--- Begin ---
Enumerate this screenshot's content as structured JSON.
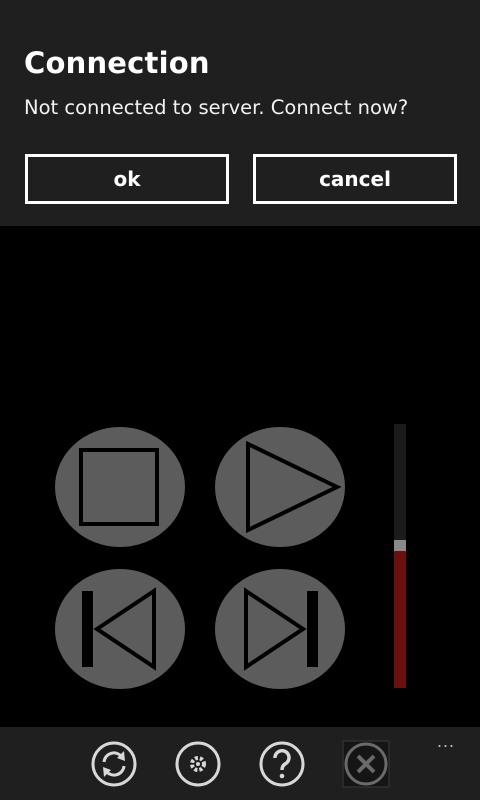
{
  "dialog": {
    "title": "Connection",
    "message": "Not connected to server. Connect now?",
    "ok_label": "ok",
    "cancel_label": "cancel"
  },
  "controls": {
    "stop_icon": "stop-icon",
    "play_icon": "play-icon",
    "previous_icon": "previous-track-icon",
    "next_icon": "next-track-icon"
  },
  "volume": {
    "level": 0.52
  },
  "app_bar": {
    "buttons": [
      "refresh-icon",
      "settings-icon",
      "help-icon",
      "close-icon"
    ],
    "more_label": "..."
  },
  "colors": {
    "dialog_background": "#1f1f1f",
    "control_circle": "#5c5c5c",
    "volume_fill": "#6b0f0f",
    "page_background": "#000000"
  }
}
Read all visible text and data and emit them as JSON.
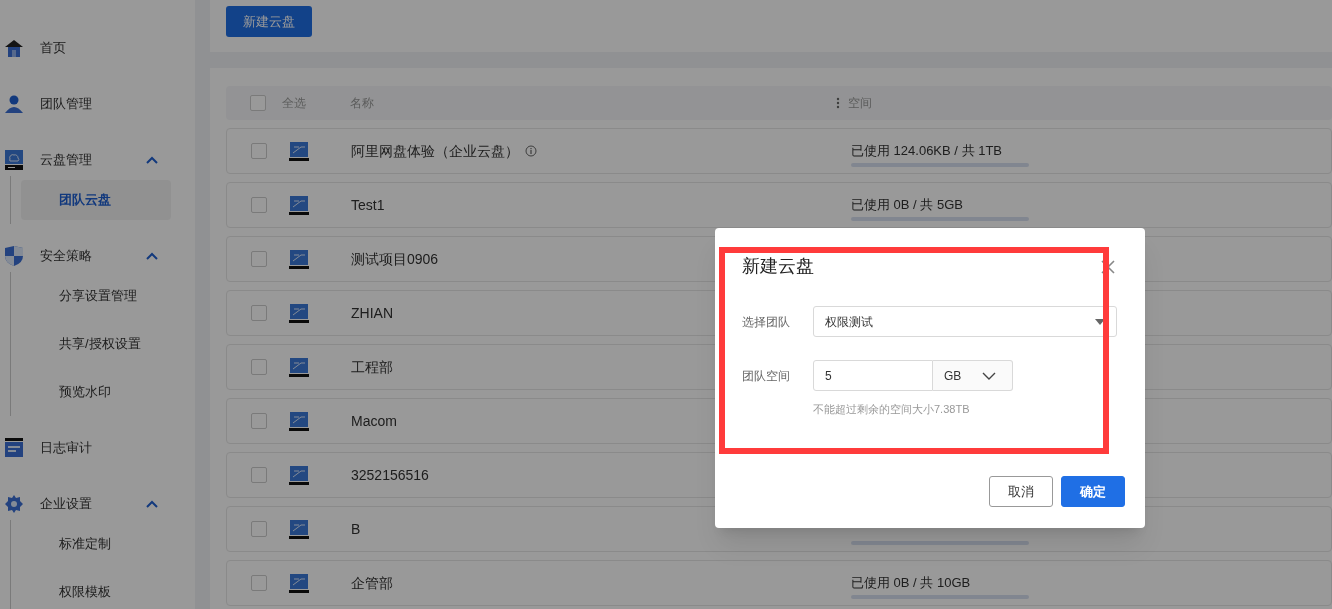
--- End ---
* **To do**: Copy each line in full and exactly, omitting any picture.

* **Exercise solution**:
Enumerate this screenshot's content as structured JSON.
{
  "dialog": {
    "title": "Connection",
    "message": "Not connected to server. Connect now?",
    "ok_label": "ok",
    "cancel_label": "cancel"
  },
  "controls": {
    "stop_icon": "stop-icon",
    "play_icon": "play-icon",
    "previous_icon": "previous-track-icon",
    "next_icon": "next-track-icon"
  },
  "volume": {
    "level": 0.52
  },
  "app_bar": {
    "buttons": [
      "refresh-icon",
      "settings-icon",
      "help-icon",
      "close-icon"
    ],
    "more_label": "..."
  },
  "colors": {
    "dialog_background": "#1f1f1f",
    "control_circle": "#5c5c5c",
    "volume_fill": "#6b0f0f",
    "page_background": "#000000"
  }
}
Read all visible text and data and emit them as JSON.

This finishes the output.